(Dataset records)
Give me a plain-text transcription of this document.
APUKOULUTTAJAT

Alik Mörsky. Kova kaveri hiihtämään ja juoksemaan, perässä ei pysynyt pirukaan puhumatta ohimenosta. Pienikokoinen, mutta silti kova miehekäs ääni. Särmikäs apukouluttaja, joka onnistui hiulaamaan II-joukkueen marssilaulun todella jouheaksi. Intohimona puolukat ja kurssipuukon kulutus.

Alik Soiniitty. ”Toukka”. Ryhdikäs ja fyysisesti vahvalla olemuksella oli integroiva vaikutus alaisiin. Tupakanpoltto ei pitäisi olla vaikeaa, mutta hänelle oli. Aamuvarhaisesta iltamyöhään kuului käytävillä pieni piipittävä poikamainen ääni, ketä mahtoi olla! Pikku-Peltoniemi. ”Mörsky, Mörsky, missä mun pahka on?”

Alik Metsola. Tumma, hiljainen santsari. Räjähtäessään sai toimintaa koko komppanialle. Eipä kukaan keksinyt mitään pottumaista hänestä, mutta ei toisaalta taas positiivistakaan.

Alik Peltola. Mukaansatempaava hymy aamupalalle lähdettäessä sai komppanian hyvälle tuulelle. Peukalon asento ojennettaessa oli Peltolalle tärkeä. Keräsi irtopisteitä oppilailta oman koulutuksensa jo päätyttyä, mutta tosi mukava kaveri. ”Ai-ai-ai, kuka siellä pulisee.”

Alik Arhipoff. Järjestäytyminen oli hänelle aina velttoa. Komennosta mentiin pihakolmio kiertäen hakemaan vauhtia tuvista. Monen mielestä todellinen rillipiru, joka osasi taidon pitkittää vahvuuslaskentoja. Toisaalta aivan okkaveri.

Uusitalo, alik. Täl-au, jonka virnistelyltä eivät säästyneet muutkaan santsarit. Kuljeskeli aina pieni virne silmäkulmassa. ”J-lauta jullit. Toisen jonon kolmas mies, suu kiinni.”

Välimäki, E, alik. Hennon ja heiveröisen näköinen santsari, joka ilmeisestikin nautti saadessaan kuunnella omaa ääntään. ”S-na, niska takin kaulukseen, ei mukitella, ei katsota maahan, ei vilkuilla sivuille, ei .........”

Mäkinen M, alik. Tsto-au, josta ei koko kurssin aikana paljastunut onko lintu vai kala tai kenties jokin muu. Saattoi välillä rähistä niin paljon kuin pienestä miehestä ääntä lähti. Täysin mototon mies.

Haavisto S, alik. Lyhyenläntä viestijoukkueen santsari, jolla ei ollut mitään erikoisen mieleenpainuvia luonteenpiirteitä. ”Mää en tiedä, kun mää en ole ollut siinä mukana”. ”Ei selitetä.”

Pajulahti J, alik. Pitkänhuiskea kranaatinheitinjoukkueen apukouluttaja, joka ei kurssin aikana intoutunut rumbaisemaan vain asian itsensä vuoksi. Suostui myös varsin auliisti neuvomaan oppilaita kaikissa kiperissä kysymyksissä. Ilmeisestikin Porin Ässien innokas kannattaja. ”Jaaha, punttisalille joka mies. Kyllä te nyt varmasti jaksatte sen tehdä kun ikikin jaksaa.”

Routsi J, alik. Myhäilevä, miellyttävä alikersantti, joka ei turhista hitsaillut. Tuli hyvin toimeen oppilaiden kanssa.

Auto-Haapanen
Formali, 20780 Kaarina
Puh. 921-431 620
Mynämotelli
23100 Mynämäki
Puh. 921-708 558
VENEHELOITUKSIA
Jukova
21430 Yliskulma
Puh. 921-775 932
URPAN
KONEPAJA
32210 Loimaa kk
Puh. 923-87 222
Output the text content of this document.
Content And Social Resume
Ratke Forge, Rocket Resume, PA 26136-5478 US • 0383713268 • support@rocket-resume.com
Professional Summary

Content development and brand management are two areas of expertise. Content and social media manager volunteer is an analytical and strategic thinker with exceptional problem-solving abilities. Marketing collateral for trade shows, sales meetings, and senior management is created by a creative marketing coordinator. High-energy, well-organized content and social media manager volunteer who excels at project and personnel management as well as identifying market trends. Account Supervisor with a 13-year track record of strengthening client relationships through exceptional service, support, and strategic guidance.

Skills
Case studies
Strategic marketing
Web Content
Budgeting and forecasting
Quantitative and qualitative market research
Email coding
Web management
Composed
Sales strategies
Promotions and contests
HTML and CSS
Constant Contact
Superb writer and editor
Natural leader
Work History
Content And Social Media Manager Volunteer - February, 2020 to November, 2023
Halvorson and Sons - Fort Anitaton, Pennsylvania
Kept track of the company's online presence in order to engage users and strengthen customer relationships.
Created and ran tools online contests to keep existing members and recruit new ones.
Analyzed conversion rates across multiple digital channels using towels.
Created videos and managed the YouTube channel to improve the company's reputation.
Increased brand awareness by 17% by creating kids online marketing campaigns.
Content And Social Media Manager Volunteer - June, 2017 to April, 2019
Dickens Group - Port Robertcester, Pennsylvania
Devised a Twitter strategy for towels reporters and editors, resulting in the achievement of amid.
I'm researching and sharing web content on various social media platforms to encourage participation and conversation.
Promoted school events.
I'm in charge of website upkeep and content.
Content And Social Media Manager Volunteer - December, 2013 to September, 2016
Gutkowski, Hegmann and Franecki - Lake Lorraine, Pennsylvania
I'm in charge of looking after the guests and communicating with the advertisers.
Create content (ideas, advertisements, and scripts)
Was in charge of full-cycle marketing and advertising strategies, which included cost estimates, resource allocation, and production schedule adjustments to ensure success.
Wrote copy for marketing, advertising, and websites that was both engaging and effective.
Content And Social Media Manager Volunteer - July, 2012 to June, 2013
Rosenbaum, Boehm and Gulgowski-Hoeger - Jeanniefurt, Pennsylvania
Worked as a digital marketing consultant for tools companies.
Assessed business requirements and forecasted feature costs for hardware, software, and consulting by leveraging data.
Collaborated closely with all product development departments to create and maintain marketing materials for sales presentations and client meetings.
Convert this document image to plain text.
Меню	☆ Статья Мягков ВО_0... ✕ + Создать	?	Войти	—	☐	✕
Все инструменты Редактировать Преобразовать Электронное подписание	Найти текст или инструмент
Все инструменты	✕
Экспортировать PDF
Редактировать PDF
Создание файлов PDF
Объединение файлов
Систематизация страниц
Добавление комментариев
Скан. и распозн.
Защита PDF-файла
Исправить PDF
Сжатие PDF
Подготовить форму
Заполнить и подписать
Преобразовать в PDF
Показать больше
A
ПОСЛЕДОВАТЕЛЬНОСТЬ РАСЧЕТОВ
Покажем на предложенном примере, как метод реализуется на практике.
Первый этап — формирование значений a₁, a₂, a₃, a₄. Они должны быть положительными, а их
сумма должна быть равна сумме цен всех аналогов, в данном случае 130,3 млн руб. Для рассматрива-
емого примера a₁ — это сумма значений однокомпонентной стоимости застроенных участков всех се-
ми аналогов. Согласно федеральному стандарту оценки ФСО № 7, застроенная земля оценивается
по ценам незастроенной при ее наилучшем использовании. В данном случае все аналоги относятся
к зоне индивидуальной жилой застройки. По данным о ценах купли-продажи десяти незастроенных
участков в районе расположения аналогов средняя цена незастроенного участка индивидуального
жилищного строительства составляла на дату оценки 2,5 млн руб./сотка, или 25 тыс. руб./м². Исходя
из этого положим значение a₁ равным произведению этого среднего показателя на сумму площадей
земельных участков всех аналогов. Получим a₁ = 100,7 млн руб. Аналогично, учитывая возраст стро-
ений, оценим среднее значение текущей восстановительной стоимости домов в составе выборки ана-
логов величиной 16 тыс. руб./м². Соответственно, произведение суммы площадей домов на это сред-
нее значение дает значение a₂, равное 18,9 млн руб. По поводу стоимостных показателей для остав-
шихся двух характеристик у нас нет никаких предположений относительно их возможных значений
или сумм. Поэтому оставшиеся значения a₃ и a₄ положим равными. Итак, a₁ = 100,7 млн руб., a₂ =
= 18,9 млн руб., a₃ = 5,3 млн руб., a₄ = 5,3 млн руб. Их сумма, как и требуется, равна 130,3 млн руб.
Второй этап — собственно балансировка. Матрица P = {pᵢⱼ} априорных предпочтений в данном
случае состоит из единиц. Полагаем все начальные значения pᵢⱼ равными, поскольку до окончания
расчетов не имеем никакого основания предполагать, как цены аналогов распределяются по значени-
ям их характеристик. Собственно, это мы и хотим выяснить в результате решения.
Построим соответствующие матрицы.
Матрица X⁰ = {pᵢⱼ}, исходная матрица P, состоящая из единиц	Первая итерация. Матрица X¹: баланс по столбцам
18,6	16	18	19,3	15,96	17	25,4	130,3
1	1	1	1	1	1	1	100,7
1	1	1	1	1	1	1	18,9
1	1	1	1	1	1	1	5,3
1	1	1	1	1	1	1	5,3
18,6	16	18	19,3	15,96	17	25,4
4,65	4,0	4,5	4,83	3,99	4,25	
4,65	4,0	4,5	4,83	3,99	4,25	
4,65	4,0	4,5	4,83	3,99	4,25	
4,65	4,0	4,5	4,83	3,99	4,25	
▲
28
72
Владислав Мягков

*Task description*.
Show every line that contains the word "contests".

*Written answer*.
Promotions and contests
Created and ran tools online contests to keep existing members and recruit new ones.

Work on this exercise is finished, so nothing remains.